## Written task
Restate the entries word for word, omitting nothing.

##### Input material

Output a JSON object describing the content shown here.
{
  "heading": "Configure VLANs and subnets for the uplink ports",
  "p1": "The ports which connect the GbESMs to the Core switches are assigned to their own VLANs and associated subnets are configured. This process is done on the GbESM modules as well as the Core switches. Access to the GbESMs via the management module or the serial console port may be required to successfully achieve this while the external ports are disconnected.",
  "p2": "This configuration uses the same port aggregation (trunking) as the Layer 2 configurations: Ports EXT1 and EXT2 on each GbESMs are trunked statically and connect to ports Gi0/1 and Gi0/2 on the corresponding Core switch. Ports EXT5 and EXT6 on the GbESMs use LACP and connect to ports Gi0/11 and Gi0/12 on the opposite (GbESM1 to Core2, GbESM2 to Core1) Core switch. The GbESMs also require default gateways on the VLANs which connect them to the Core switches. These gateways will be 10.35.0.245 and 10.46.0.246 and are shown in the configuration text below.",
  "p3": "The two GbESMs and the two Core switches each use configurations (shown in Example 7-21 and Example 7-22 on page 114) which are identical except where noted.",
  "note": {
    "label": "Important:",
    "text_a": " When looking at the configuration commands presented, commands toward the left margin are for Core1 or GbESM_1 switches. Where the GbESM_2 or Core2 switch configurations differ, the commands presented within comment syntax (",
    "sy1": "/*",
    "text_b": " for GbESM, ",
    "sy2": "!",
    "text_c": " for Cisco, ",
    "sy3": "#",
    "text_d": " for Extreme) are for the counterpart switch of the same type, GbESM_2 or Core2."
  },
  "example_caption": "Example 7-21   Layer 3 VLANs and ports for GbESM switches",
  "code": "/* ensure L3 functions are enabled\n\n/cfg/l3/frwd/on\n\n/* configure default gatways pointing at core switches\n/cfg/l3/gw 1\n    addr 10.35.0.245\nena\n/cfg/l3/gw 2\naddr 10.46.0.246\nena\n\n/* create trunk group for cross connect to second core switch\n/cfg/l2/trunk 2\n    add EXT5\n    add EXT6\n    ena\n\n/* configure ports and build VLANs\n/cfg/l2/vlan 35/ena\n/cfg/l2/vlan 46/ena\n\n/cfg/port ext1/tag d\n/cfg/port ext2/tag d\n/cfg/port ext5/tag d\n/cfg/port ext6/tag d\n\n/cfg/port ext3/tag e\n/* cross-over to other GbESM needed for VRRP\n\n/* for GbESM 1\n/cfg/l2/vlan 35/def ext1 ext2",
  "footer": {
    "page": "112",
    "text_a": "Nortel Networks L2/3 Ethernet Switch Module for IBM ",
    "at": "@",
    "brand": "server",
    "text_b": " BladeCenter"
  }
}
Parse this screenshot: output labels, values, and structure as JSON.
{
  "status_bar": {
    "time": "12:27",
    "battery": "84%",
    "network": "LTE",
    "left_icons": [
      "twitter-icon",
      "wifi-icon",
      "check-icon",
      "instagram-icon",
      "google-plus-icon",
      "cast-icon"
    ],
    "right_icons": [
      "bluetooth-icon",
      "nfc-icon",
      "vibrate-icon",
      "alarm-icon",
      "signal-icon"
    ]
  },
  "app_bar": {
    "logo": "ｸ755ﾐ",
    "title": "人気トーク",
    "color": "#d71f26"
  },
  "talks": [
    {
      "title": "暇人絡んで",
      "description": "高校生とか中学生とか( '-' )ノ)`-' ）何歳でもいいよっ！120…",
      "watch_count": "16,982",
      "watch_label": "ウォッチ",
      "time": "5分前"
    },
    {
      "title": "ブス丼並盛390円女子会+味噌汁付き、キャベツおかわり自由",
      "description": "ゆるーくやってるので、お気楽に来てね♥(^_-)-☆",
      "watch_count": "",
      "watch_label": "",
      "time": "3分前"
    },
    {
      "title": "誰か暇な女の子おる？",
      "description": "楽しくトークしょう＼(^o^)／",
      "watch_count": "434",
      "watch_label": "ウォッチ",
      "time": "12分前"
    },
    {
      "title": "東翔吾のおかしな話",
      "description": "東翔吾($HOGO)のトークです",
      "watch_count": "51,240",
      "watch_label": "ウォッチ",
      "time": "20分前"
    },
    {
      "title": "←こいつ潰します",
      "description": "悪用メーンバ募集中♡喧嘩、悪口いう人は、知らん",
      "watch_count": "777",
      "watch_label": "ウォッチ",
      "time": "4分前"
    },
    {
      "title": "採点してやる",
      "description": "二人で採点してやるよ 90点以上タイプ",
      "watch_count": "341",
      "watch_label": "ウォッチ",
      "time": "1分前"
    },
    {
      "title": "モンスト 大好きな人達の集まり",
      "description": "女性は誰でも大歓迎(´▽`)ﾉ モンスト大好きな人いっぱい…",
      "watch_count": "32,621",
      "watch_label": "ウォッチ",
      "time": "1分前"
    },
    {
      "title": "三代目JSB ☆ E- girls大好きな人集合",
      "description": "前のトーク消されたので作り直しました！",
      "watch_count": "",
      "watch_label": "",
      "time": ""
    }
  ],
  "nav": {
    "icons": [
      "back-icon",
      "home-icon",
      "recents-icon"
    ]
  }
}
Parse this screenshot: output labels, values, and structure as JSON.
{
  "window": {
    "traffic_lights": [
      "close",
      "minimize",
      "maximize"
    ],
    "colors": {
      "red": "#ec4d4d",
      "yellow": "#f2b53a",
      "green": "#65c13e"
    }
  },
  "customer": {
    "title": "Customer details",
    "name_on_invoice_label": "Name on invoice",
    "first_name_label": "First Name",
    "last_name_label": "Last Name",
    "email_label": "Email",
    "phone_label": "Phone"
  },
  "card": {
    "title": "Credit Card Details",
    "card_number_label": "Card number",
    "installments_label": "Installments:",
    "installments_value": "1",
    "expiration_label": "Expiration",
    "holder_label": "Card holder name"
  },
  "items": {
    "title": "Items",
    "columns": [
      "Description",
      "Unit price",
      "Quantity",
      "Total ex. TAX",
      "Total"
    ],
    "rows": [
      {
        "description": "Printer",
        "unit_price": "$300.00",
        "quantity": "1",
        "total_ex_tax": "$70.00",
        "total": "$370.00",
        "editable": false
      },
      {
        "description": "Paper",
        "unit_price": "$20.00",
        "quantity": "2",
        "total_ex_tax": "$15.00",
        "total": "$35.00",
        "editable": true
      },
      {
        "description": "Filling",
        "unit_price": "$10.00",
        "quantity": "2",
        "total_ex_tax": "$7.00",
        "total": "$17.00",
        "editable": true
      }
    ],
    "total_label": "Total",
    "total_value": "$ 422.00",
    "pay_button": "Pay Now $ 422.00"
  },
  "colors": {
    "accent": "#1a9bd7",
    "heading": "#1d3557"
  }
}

##########

## Response for this exercise
Output a JSON object describing the content shown here.
{
  "heading": "Configure VLANs and subnets for the uplink ports",
  "p1": "The ports which connect the GbESMs to the Core switches are assigned to their own VLANs and associated subnets are configured. This process is done on the GbESM modules as well as the Core switches. Access to the GbESMs via the management module or the serial console port may be required to successfully achieve this while the external ports are disconnected.",
  "p2": "This configuration uses the same port aggregation (trunking) as the Layer 2 configurations: Ports EXT1 and EXT2 on each GbESMs are trunked statically and connect to ports Gi0/1 and Gi0/2 on the corresponding Core switch. Ports EXT5 and EXT6 on the GbESMs use LACP and connect to ports Gi0/11 and Gi0/12 on the opposite (GbESM1 to Core2, GbESM2 to Core1) Core switch. The GbESMs also require default gateways on the VLANs which connect them to the Core switches. These gateways will be 10.35.0.245 and 10.46.0.246 and are shown in the configuration text below.",
  "p3": "The two GbESMs and the two Core switches each use configurations (shown in Example 7-21 and Example 7-22 on page 114) which are identical except where noted.",
  "note": {
    "label": "Important:",
    "text_a": " When looking at the configuration commands presented, commands toward the left margin are for Core1 or GbESM_1 switches. Where the GbESM_2 or Core2 switch configurations differ, the commands presented within comment syntax (",
    "sy1": "/*",
    "text_b": " for GbESM, ",
    "sy2": "!",
    "text_c": " for Cisco, ",
    "sy3": "#",
    "text_d": " for Extreme) are for the counterpart switch of the same type, GbESM_2 or Core2."
  },
  "example_caption": "Example 7-21   Layer 3 VLANs and ports for GbESM switches",
  "code": "/* ensure L3 functions are enabled\n\n/cfg/l3/frwd/on\n\n/* configure default gatways pointing at core switches\n/cfg/l3/gw 1\n    addr 10.35.0.245\nena\n/cfg/l3/gw 2\naddr 10.46.0.246\nena\n\n/* create trunk group for cross connect to second core switch\n/cfg/l2/trunk 2\n    add EXT5\n    add EXT6\n    ena\n\n/* configure ports and build VLANs\n/cfg/l2/vlan 35/ena\n/cfg/l2/vlan 46/ena\n\n/cfg/port ext1/tag d\n/cfg/port ext2/tag d\n/cfg/port ext5/tag d\n/cfg/port ext6/tag d\n\n/cfg/port ext3/tag e\n/* cross-over to other GbESM needed for VRRP\n\n/* for GbESM 1\n/cfg/l2/vlan 35/def ext1 ext2",
  "footer": {
    "page": "112",
    "text_a": "Nortel Networks L2/3 Ethernet Switch Module for IBM ",
    "at": "@",
    "brand": "server",
    "text_b": " BladeCenter"
  }
}
Parse this screenshot: output labels, values, and structure as JSON.
{
  "status_bar": {
    "time": "12:27",
    "battery": "84%",
    "network": "LTE",
    "left_icons": [
      "twitter-icon",
      "wifi-icon",
      "check-icon",
      "instagram-icon",
      "google-plus-icon",
      "cast-icon"
    ],
    "right_icons": [
      "bluetooth-icon",
      "nfc-icon",
      "vibrate-icon",
      "alarm-icon",
      "signal-icon"
    ]
  },
  "app_bar": {
    "logo": "ｸ755ﾐ",
    "title": "人気トーク",
    "color": "#d71f26"
  },
  "talks": [
    {
      "title": "暇人絡んで",
      "description": "高校生とか中学生とか( '-' )ノ)`-' ）何歳でもいいよっ！120…",
      "watch_count": "16,982",
      "watch_label": "ウォッチ",
      "time": "5分前"
    },
    {
      "title": "ブス丼並盛390円女子会+味噌汁付き、キャベツおかわり自由",
      "description": "ゆるーくやってるので、お気楽に来てね♥(^_-)-☆",
      "watch_count": "",
      "watch_label": "",
      "time": "3分前"
    },
    {
      "title": "誰か暇な女の子おる？",
      "description": "楽しくトークしょう＼(^o^)／",
      "watch_count": "434",
      "watch_label": "ウォッチ",
      "time": "12分前"
    },
    {
      "title": "東翔吾のおかしな話",
      "description": "東翔吾($HOGO)のトークです",
      "watch_count": "51,240",
      "watch_label": "ウォッチ",
      "time": "20分前"
    },
    {
      "title": "←こいつ潰します",
      "description": "悪用メーンバ募集中♡喧嘩、悪口いう人は、知らん",
      "watch_count": "777",
      "watch_label": "ウォッチ",
      "time": "4分前"
    },
    {
      "title": "採点してやる",
      "description": "二人で採点してやるよ 90点以上タイプ",
      "watch_count": "341",
      "watch_label": "ウォッチ",
      "time": "1分前"
    },
    {
      "title": "モンスト 大好きな人達の集まり",
      "description": "女性は誰でも大歓迎(´▽`)ﾉ モンスト大好きな人いっぱい…",
      "watch_count": "32,621",
      "watch_label": "ウォッチ",
      "time": "1分前"
    },
    {
      "title": "三代目JSB ☆ E- girls大好きな人集合",
      "description": "前のトーク消されたので作り直しました！",
      "watch_count": "",
      "watch_label": "",
      "time": ""
    }
  ],
  "nav": {
    "icons": [
      "back-icon",
      "home-icon",
      "recents-icon"
    ]
  }
}
Parse this screenshot: output labels, values, and structure as JSON.
{
  "window": {
    "traffic_lights": [
      "close",
      "minimize",
      "maximize"
    ],
    "colors": {
      "red": "#ec4d4d",
      "yellow": "#f2b53a",
      "green": "#65c13e"
    }
  },
  "customer": {
    "title": "Customer details",
    "name_on_invoice_label": "Name on invoice",
    "first_name_label": "First Name",
    "last_name_label": "Last Name",
    "email_label": "Email",
    "phone_label": "Phone"
  },
  "card": {
    "title": "Credit Card Details",
    "card_number_label": "Card number",
    "installments_label": "Installments:",
    "installments_value": "1",
    "expiration_label": "Expiration",
    "holder_label": "Card holder name"
  },
  "items": {
    "title": "Items",
    "columns": [
      "Description",
      "Unit price",
      "Quantity",
      "Total ex. TAX",
      "Total"
    ],
    "rows": [
      {
        "description": "Printer",
        "unit_price": "$300.00",
        "quantity": "1",
        "total_ex_tax": "$70.00",
        "total": "$370.00",
        "editable": false
      },
      {
        "description": "Paper",
        "unit_price": "$20.00",
        "quantity": "2",
        "total_ex_tax": "$15.00",
        "total": "$35.00",
        "editable": true
      },
      {
        "description": "Filling",
        "unit_price": "$10.00",
        "quantity": "2",
        "total_ex_tax": "$7.00",
        "total": "$17.00",
        "editable": true
      }
    ],
    "total_label": "Total",
    "total_value": "$ 422.00",
    "pay_button": "Pay Now $ 422.00"
  },
  "colors": {
    "accent": "#1a9bd7",
    "heading": "#1d3557"
  }
}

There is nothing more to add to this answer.